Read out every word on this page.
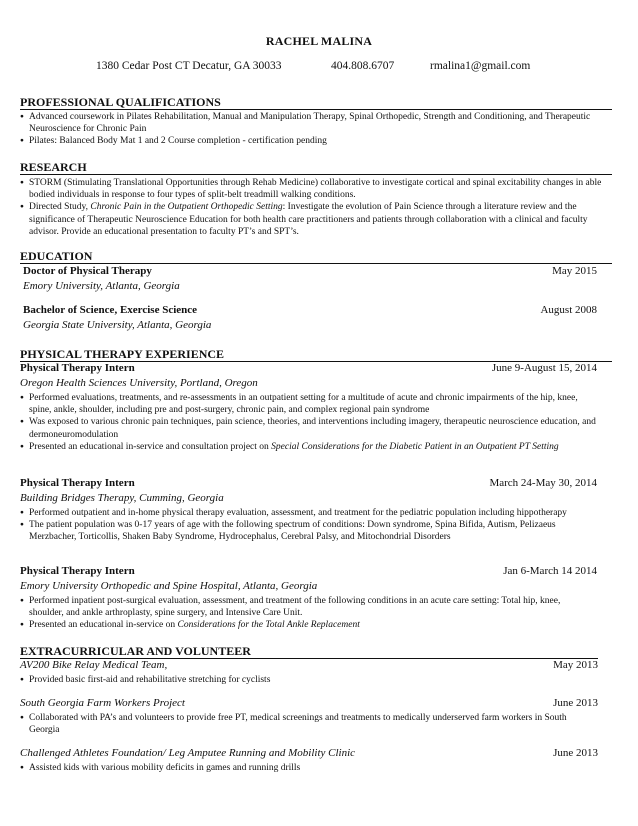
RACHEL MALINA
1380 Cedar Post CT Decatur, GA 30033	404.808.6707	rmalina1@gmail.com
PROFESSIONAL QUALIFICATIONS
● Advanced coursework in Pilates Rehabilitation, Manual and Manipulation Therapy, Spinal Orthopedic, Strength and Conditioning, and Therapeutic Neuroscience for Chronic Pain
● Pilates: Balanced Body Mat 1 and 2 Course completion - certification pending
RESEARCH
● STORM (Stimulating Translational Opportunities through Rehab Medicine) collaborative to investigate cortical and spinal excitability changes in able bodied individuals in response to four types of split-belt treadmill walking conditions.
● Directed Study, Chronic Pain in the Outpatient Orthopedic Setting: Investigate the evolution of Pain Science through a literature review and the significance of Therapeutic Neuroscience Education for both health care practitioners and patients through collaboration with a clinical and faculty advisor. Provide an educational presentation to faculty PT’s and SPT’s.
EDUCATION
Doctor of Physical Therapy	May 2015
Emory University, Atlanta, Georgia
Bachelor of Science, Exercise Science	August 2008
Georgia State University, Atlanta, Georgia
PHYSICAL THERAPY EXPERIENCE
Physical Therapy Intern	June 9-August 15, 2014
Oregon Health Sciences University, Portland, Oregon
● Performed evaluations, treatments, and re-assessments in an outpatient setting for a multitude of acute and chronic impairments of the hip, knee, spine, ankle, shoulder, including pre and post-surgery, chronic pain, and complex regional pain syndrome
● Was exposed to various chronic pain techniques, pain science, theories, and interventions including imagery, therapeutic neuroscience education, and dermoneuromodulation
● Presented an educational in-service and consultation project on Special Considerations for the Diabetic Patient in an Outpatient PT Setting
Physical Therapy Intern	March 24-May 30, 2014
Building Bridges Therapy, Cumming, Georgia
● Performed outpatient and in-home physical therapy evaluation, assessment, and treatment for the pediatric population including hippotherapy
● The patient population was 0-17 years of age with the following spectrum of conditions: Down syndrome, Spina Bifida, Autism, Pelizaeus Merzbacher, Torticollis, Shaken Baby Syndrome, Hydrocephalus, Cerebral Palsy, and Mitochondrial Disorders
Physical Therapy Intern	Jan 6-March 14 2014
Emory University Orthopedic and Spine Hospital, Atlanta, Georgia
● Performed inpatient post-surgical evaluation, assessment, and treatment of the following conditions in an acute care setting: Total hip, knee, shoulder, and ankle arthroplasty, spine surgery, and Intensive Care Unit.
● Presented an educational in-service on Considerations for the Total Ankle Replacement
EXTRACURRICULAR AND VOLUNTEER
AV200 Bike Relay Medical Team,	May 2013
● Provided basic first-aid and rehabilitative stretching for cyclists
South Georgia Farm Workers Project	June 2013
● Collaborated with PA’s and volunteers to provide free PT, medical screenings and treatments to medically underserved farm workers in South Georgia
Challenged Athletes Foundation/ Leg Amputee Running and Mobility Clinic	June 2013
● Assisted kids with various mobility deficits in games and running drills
● ● ● ● ● ● ●
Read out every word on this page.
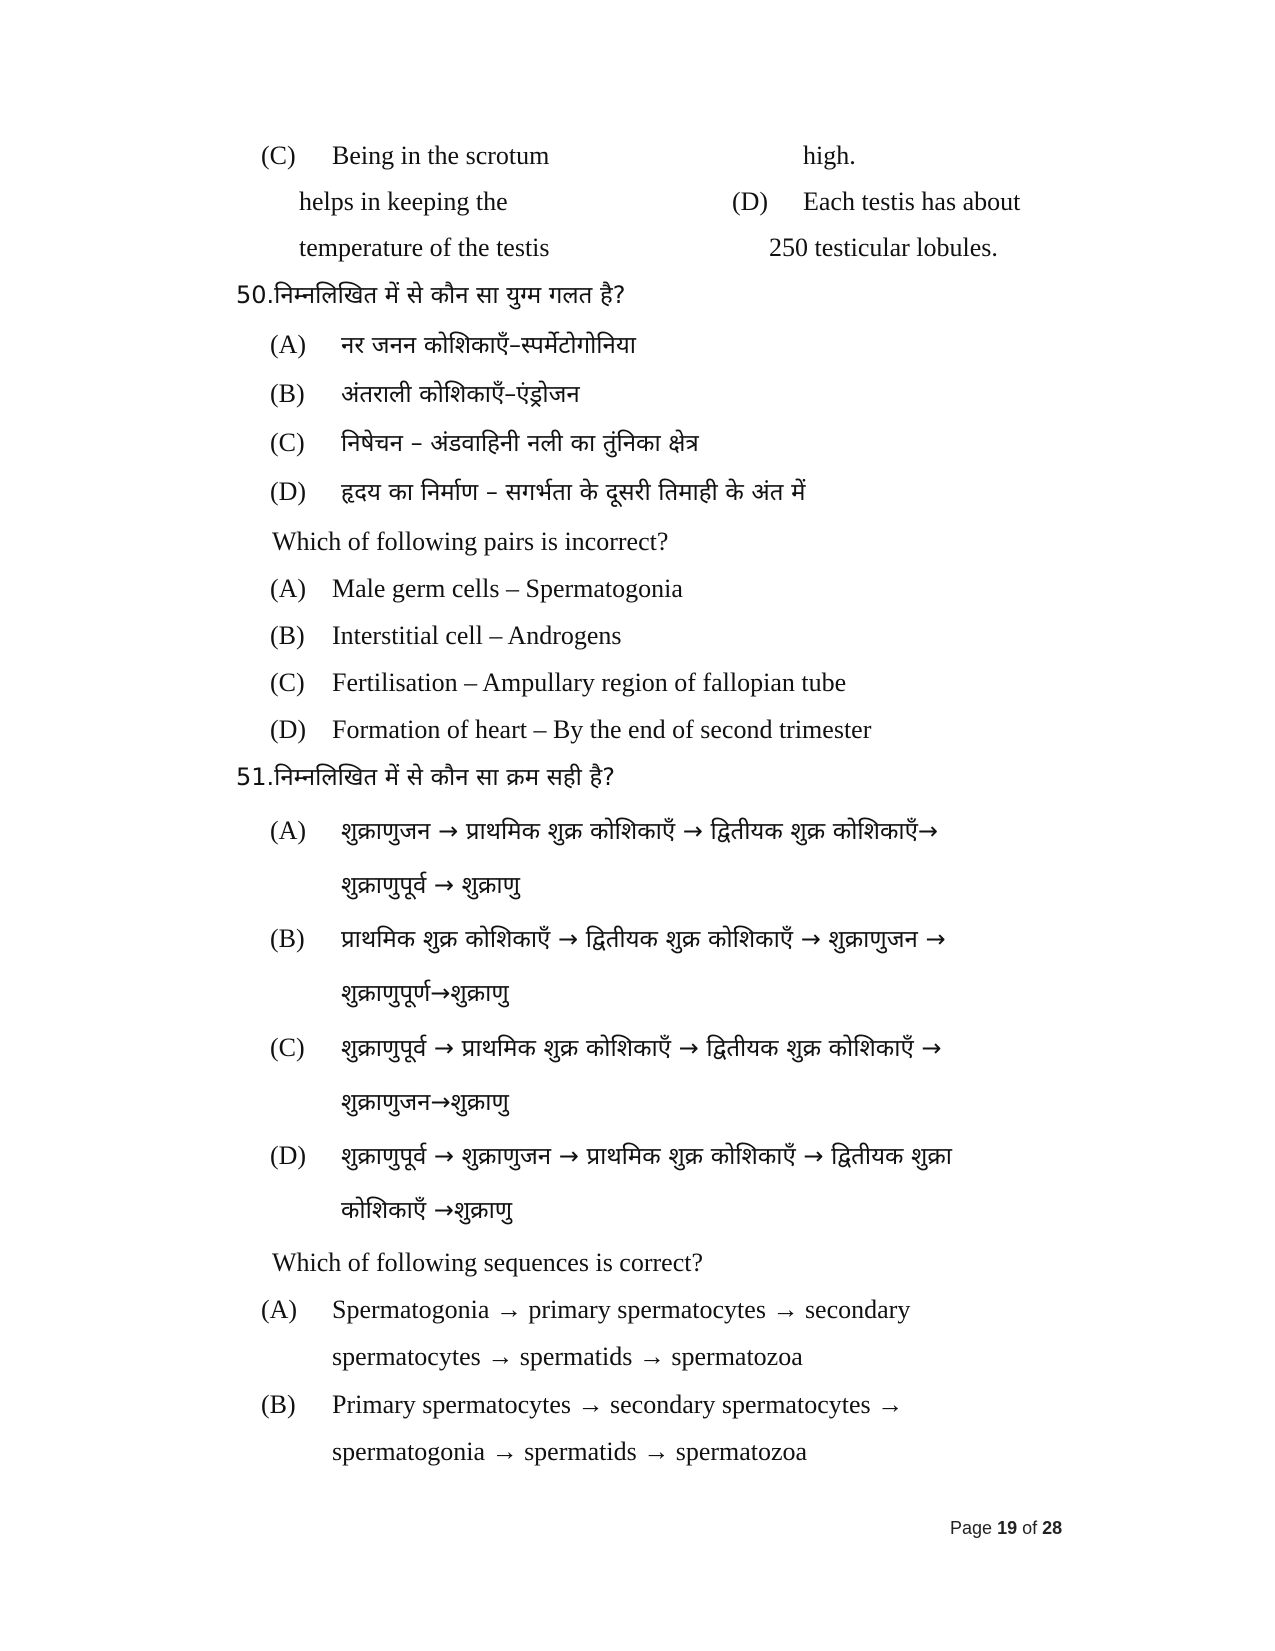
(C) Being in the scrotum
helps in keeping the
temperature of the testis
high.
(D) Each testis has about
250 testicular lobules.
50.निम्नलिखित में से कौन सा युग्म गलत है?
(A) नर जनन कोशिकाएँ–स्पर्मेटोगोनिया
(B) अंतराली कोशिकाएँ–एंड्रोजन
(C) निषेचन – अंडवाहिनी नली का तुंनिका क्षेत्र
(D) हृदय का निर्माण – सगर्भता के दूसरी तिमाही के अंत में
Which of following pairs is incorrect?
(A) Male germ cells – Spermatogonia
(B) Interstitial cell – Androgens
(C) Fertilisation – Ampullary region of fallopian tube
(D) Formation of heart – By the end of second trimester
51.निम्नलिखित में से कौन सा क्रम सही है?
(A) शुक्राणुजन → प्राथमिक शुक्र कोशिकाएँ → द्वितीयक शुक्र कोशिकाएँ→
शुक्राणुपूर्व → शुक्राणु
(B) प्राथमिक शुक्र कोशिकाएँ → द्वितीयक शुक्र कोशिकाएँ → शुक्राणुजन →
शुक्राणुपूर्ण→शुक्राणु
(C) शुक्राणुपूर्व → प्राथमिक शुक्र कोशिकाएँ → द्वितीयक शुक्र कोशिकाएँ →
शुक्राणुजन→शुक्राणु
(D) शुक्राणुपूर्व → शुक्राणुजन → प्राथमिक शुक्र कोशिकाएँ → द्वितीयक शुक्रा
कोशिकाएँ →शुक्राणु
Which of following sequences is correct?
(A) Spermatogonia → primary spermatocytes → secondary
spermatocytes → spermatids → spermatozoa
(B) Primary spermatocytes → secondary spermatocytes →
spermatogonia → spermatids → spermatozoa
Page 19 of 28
● ● ● ● ● ● ●
YOUR INSTRUCTIONS: Pull each line holding "Presented" out of the listing.

WRITTEN RESPONSE:
● Presented an educational in-service and consultation project on Special Considerations for the Diabetic Patient in an Outpatient PT Setting
● Presented an educational in-service on Considerations for the Total Ankle Replacement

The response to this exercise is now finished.